[begin DATASET ROWS]
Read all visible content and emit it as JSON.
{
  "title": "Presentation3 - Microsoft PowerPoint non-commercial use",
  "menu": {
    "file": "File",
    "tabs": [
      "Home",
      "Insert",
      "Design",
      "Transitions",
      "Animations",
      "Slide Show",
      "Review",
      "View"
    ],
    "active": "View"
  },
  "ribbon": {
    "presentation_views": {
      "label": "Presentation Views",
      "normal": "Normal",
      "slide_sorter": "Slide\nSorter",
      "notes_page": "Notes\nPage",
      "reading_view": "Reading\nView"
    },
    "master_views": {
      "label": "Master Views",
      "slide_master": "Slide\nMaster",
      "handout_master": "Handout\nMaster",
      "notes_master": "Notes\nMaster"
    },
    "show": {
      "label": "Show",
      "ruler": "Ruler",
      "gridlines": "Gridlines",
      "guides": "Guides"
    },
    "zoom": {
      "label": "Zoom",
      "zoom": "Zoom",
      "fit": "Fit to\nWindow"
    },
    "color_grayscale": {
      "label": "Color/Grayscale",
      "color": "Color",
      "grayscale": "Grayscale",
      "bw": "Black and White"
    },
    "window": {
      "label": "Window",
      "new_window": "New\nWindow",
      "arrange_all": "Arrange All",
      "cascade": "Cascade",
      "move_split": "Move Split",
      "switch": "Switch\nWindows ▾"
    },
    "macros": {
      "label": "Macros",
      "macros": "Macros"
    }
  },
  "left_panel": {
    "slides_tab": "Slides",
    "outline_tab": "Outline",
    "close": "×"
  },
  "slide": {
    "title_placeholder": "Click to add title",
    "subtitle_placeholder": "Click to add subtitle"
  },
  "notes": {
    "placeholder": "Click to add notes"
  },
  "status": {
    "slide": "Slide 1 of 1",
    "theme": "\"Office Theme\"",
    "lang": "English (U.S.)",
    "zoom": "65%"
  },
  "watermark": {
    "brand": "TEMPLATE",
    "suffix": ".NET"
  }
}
[end DATASET ROWS]
Write out each line of the data that holds the string "Click".

**COMPLETE RESPONSE:**
    "title_placeholder": "Click to add title",
    "subtitle_placeholder": "Click to add subtitle"
    "placeholder": "Click to add notes"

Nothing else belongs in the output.